*** GIVEN DATA ***

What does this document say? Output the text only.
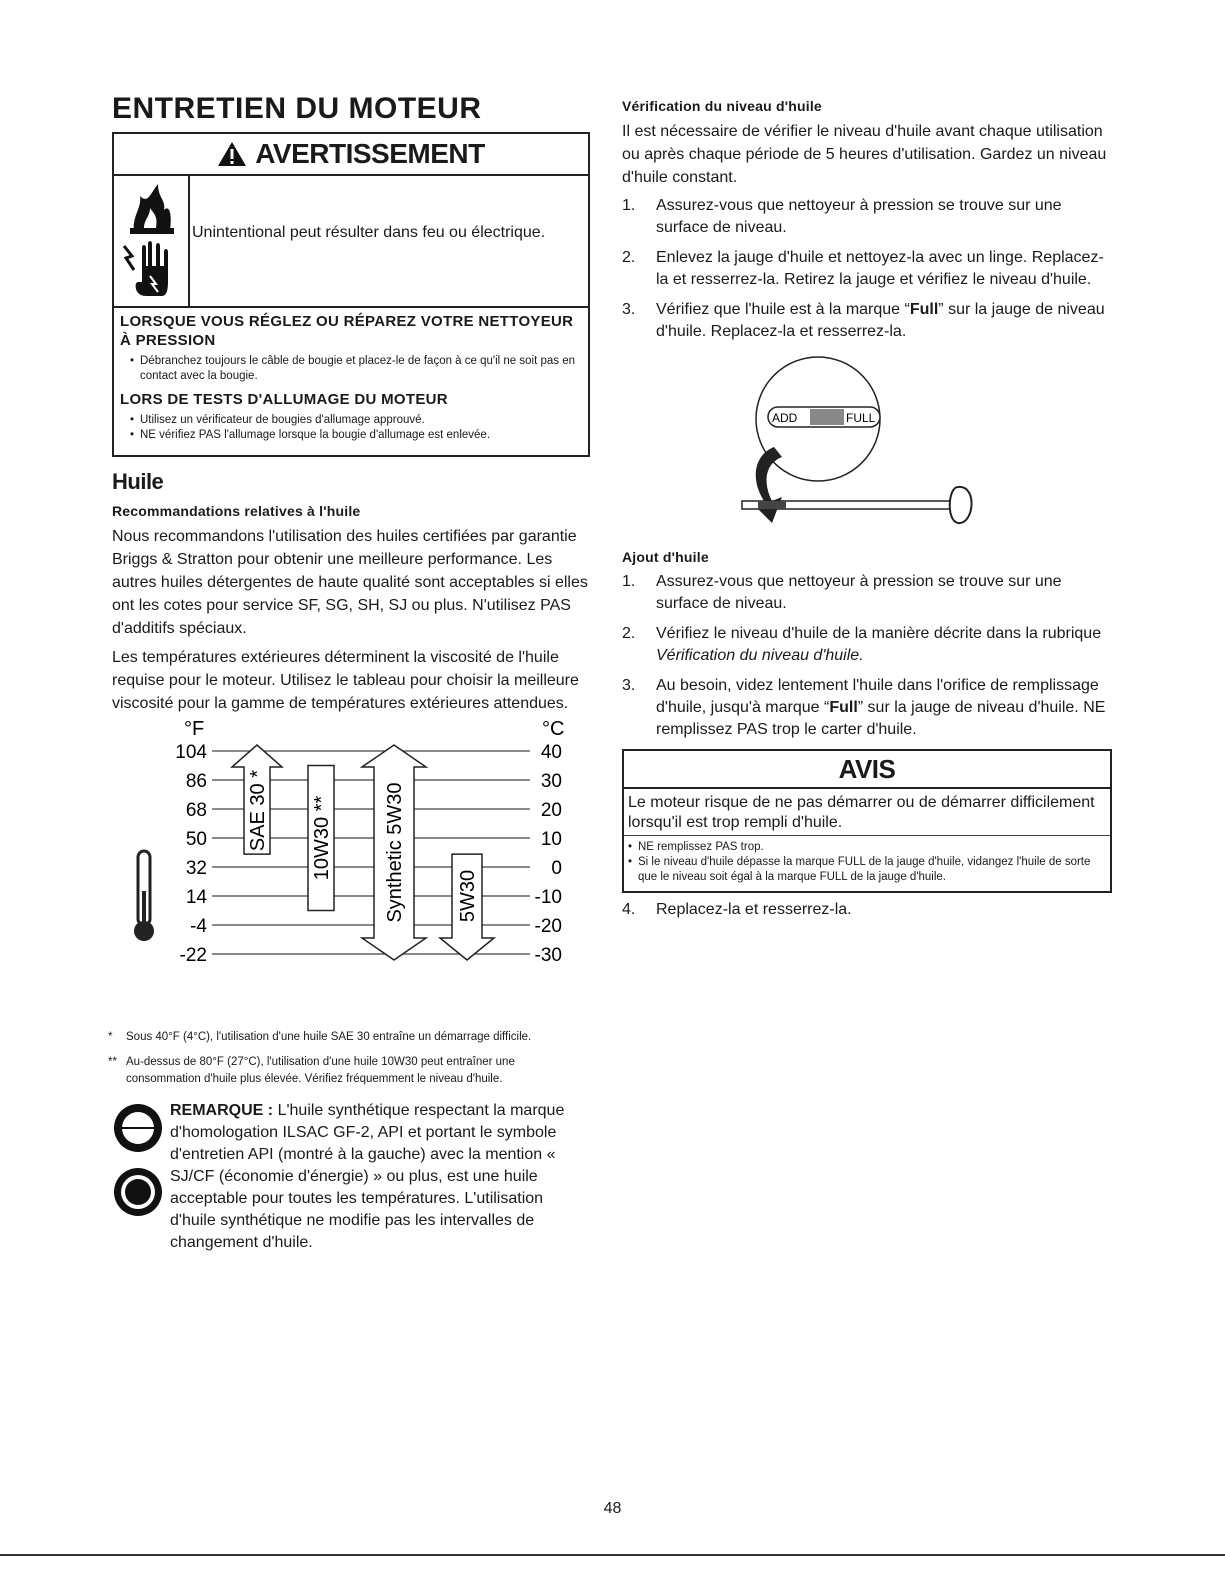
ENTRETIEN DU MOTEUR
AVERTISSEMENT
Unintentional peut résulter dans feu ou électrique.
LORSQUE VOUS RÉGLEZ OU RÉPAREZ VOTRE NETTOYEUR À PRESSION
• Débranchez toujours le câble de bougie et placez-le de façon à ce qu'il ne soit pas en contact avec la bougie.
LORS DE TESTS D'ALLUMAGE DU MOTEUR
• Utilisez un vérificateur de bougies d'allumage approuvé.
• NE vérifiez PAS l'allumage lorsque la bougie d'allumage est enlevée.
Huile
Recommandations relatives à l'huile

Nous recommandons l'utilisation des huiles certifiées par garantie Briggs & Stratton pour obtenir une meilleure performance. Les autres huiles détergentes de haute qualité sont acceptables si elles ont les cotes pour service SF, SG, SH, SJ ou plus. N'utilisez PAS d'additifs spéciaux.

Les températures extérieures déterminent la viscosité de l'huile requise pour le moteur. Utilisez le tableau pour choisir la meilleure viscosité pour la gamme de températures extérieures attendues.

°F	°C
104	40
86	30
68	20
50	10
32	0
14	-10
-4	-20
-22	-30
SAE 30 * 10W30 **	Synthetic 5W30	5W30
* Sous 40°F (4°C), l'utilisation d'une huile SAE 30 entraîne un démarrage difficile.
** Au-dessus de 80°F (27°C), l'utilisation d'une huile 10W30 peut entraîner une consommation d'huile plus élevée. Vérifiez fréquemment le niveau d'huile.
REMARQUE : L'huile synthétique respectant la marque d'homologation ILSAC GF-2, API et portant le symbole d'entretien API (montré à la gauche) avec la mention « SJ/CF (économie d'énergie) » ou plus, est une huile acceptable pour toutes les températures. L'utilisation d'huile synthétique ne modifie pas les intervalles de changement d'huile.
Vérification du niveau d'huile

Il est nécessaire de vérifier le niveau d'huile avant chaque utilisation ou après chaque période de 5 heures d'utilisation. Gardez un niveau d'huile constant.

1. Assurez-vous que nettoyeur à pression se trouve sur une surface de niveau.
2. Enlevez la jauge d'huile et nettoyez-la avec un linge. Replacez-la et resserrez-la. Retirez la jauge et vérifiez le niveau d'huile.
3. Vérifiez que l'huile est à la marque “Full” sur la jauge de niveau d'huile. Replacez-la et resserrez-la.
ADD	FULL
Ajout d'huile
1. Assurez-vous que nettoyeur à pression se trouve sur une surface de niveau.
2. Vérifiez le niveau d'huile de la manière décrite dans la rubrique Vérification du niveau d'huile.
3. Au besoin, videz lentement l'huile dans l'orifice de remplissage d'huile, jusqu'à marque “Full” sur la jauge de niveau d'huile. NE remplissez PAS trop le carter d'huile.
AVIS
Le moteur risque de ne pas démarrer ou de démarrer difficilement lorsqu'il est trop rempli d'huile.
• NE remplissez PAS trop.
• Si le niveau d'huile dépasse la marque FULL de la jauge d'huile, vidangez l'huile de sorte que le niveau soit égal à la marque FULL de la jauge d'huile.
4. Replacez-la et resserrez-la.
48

***

=== INSTRUCTION ===
Every line of the data should be copied as it stands, without the images.

=== CORRECT OUTPUT ===
What does this document say? Output the text only.
ENTRETIEN DU MOTEUR
AVERTISSEMENT
Unintentional peut résulter dans feu ou électrique.
LORSQUE VOUS RÉGLEZ OU RÉPAREZ VOTRE NETTOYEUR À PRESSION
• Débranchez toujours le câble de bougie et placez-le de façon à ce qu'il ne soit pas en contact avec la bougie.
LORS DE TESTS D'ALLUMAGE DU MOTEUR
• Utilisez un vérificateur de bougies d'allumage approuvé.
• NE vérifiez PAS l'allumage lorsque la bougie d'allumage est enlevée.
Huile
Recommandations relatives à l'huile

Nous recommandons l'utilisation des huiles certifiées par garantie Briggs & Stratton pour obtenir une meilleure performance. Les autres huiles détergentes de haute qualité sont acceptables si elles ont les cotes pour service SF, SG, SH, SJ ou plus. N'utilisez PAS d'additifs spéciaux.

Les températures extérieures déterminent la viscosité de l'huile requise pour le moteur. Utilisez le tableau pour choisir la meilleure viscosité pour la gamme de températures extérieures attendues.

°F	°C
104	40
86	30
68	20
50	10
32	0
14	-10
-4	-20
-22	-30
SAE 30 * 10W30 **	Synthetic 5W30	5W30
* Sous 40°F (4°C), l'utilisation d'une huile SAE 30 entraîne un démarrage difficile.
** Au-dessus de 80°F (27°C), l'utilisation d'une huile 10W30 peut entraîner une consommation d'huile plus élevée. Vérifiez fréquemment le niveau d'huile.
REMARQUE : L'huile synthétique respectant la marque d'homologation ILSAC GF-2, API et portant le symbole d'entretien API (montré à la gauche) avec la mention « SJ/CF (économie d'énergie) » ou plus, est une huile acceptable pour toutes les températures. L'utilisation d'huile synthétique ne modifie pas les intervalles de changement d'huile.
Vérification du niveau d'huile

Il est nécessaire de vérifier le niveau d'huile avant chaque utilisation ou après chaque période de 5 heures d'utilisation. Gardez un niveau d'huile constant.

1. Assurez-vous que nettoyeur à pression se trouve sur une surface de niveau.
2. Enlevez la jauge d'huile et nettoyez-la avec un linge. Replacez-la et resserrez-la. Retirez la jauge et vérifiez le niveau d'huile.
3. Vérifiez que l'huile est à la marque “Full” sur la jauge de niveau d'huile. Replacez-la et resserrez-la.
ADD	FULL
Ajout d'huile
1. Assurez-vous que nettoyeur à pression se trouve sur une surface de niveau.
2. Vérifiez le niveau d'huile de la manière décrite dans la rubrique Vérification du niveau d'huile.
3. Au besoin, videz lentement l'huile dans l'orifice de remplissage d'huile, jusqu'à marque “Full” sur la jauge de niveau d'huile. NE remplissez PAS trop le carter d'huile.
AVIS
Le moteur risque de ne pas démarrer ou de démarrer difficilement lorsqu'il est trop rempli d'huile.
• NE remplissez PAS trop.
• Si le niveau d'huile dépasse la marque FULL de la jauge d'huile, vidangez l'huile de sorte que le niveau soit égal à la marque FULL de la jauge d'huile.
4. Replacez-la et resserrez-la.
48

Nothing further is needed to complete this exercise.